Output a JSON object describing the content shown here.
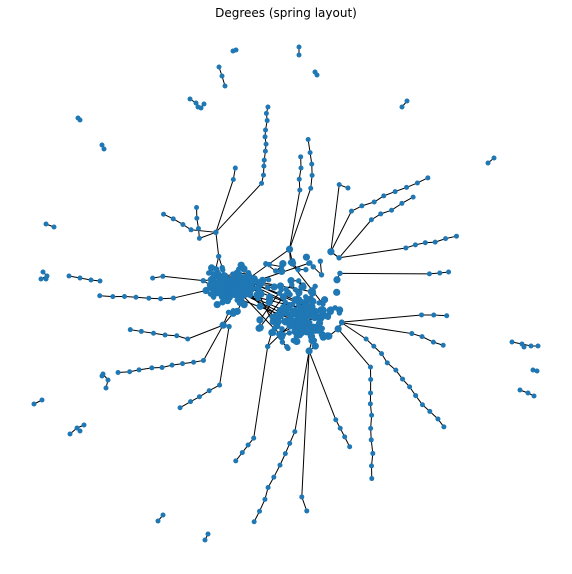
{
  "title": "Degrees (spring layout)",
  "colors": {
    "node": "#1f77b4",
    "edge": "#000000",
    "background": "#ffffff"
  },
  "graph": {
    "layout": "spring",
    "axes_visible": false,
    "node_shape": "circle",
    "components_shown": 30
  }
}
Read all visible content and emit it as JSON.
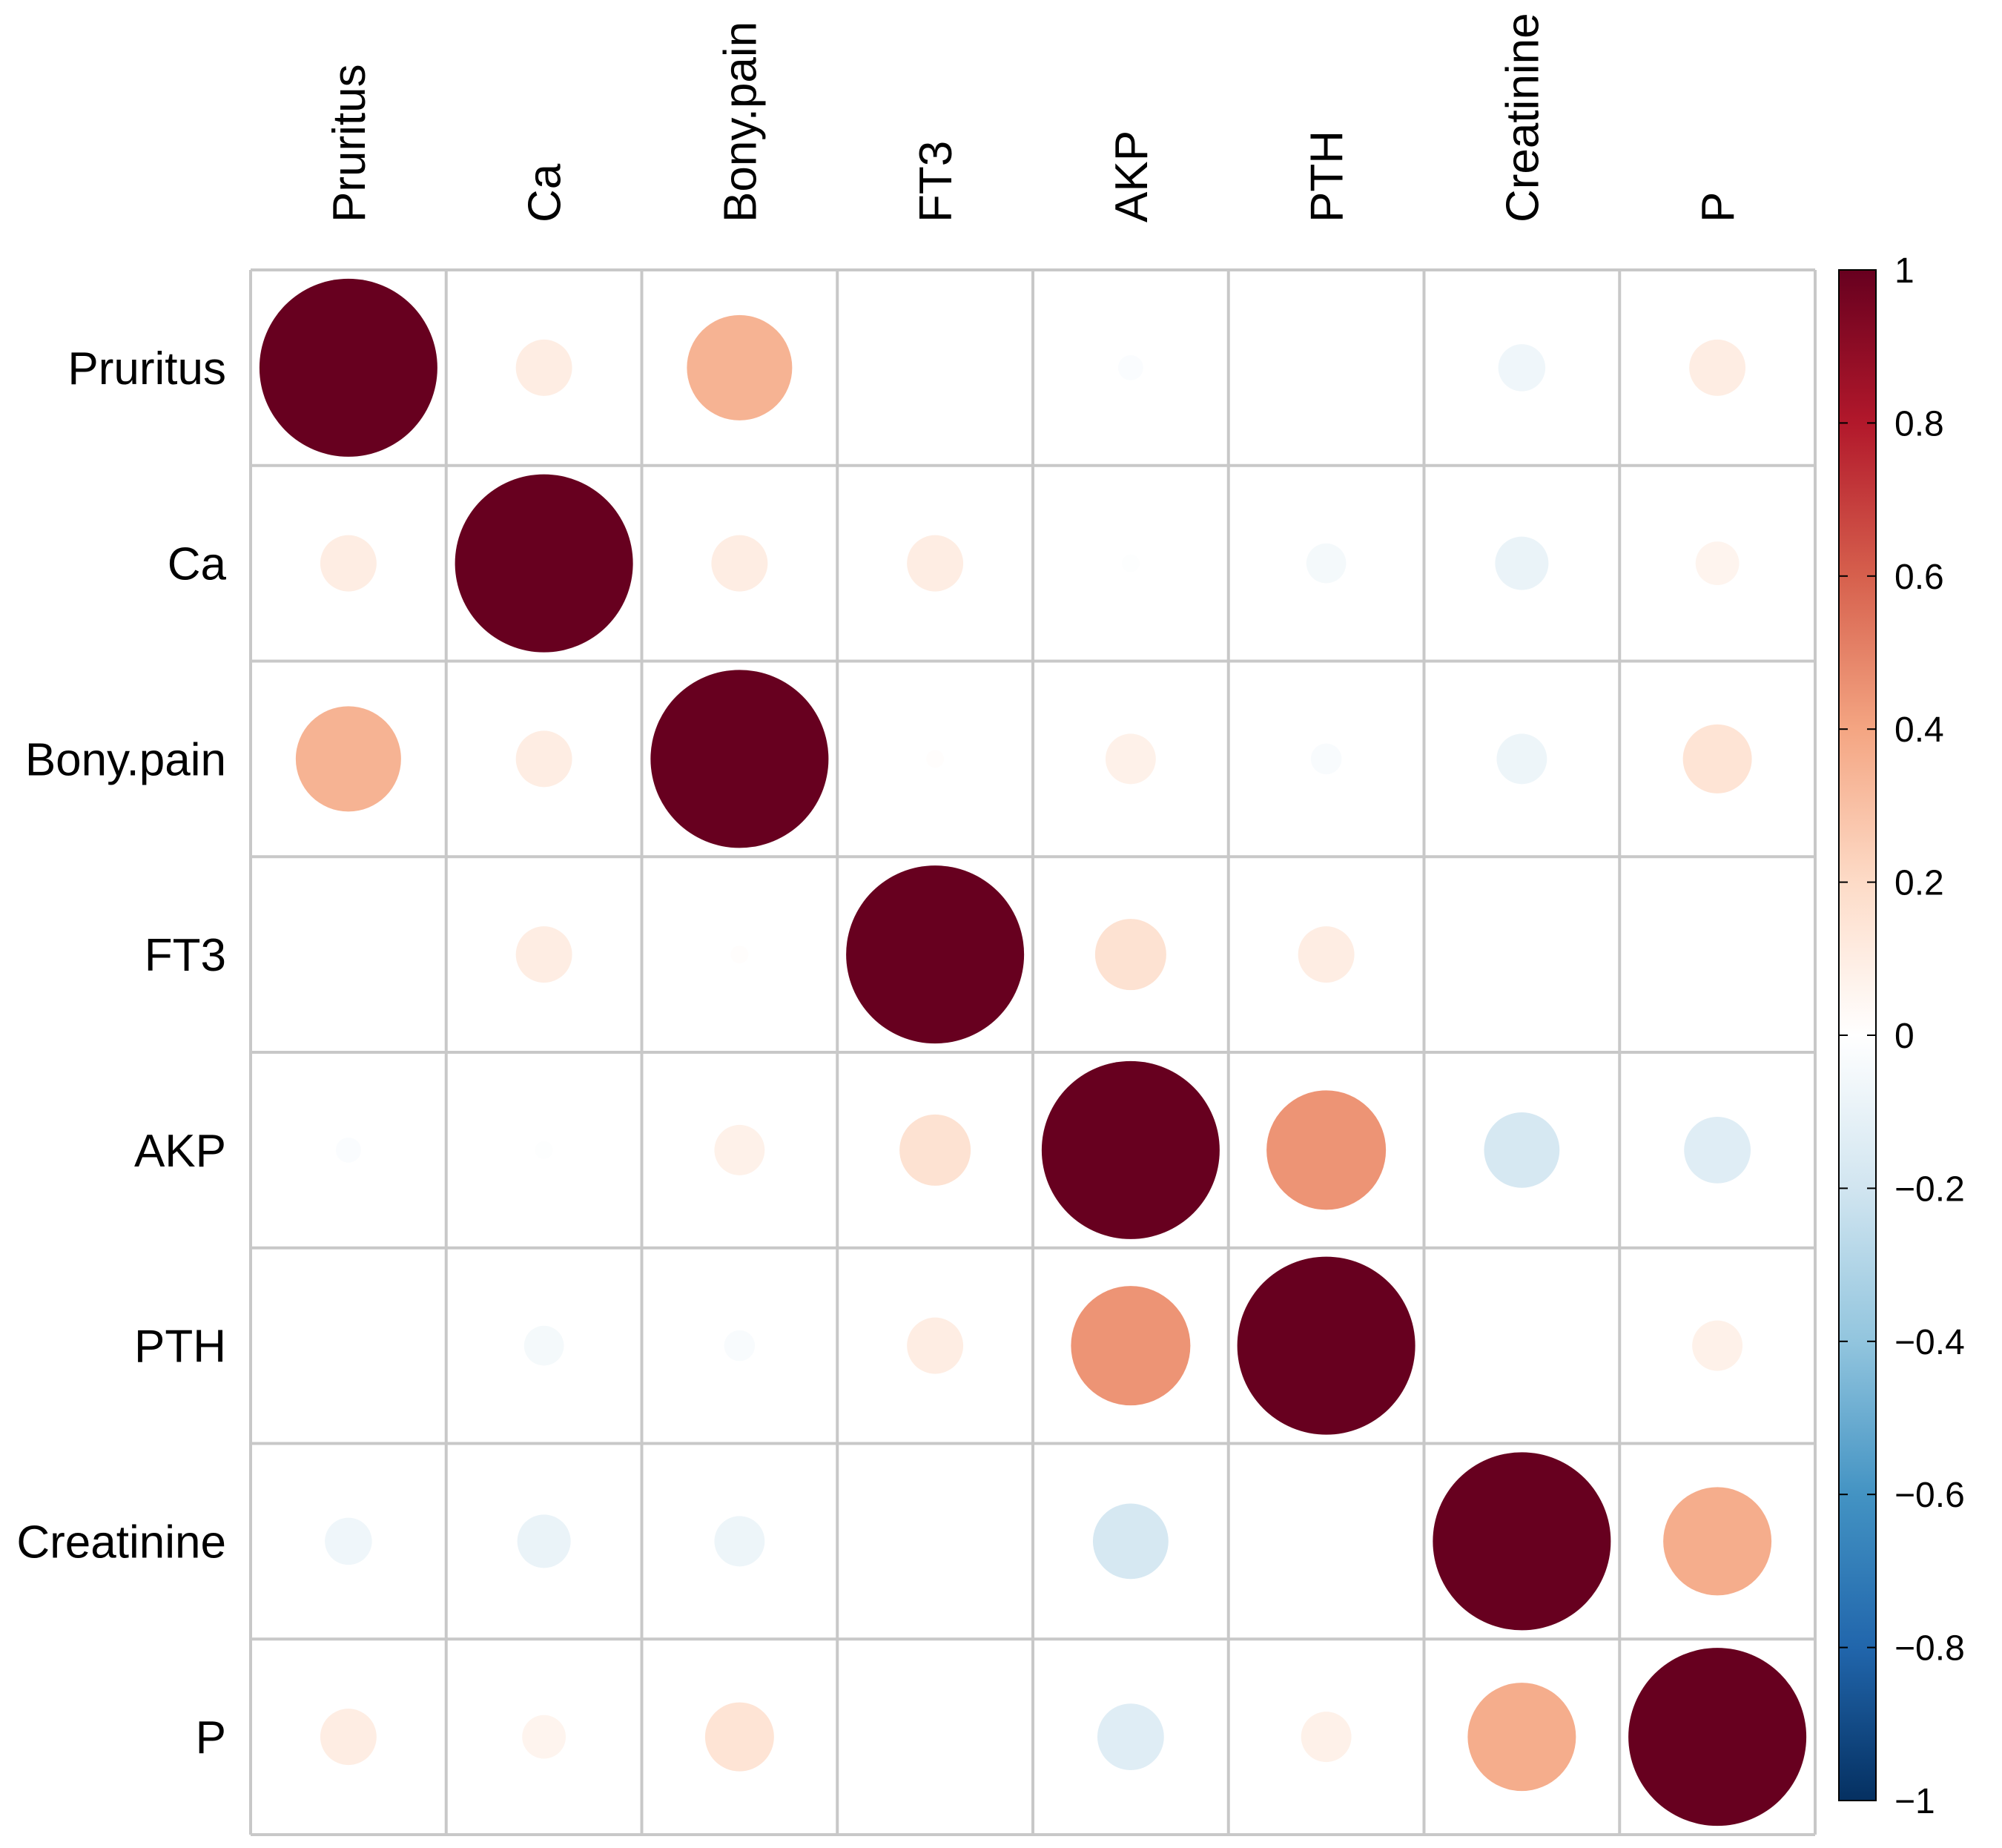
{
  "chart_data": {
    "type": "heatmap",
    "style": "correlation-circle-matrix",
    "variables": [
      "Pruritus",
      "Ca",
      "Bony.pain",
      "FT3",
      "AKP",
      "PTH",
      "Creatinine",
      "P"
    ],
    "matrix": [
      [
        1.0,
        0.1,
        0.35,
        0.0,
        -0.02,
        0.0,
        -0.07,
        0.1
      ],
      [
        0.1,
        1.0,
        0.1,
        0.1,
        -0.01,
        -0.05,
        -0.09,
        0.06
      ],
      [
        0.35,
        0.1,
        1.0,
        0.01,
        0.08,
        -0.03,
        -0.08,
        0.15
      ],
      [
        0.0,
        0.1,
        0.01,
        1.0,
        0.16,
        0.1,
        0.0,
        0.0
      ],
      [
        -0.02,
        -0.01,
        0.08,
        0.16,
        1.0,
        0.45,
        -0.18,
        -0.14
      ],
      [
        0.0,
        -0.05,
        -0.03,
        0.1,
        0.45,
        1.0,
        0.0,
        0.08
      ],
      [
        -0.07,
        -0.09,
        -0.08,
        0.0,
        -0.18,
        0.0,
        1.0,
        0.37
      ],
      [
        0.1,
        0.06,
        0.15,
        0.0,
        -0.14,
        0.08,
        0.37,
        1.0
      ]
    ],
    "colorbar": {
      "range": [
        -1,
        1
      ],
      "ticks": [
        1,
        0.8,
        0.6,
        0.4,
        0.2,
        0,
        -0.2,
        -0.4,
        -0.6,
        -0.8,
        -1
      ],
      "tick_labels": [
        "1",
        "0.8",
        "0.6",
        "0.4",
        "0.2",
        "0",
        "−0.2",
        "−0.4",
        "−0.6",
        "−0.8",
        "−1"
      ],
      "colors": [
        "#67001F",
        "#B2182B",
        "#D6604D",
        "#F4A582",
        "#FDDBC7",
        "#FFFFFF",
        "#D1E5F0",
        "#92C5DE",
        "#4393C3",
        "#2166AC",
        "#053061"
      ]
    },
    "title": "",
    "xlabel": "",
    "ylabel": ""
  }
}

○ ○ ○ ○ ○ ○ ○

* EXERCISE INSTRUCTIONS *
In the listing above, find each line with the word "matrix" and copy it.

* SOLUTION TO THIS PROBLEM *
    "style": "correlation-circle-matrix",
    "matrix": [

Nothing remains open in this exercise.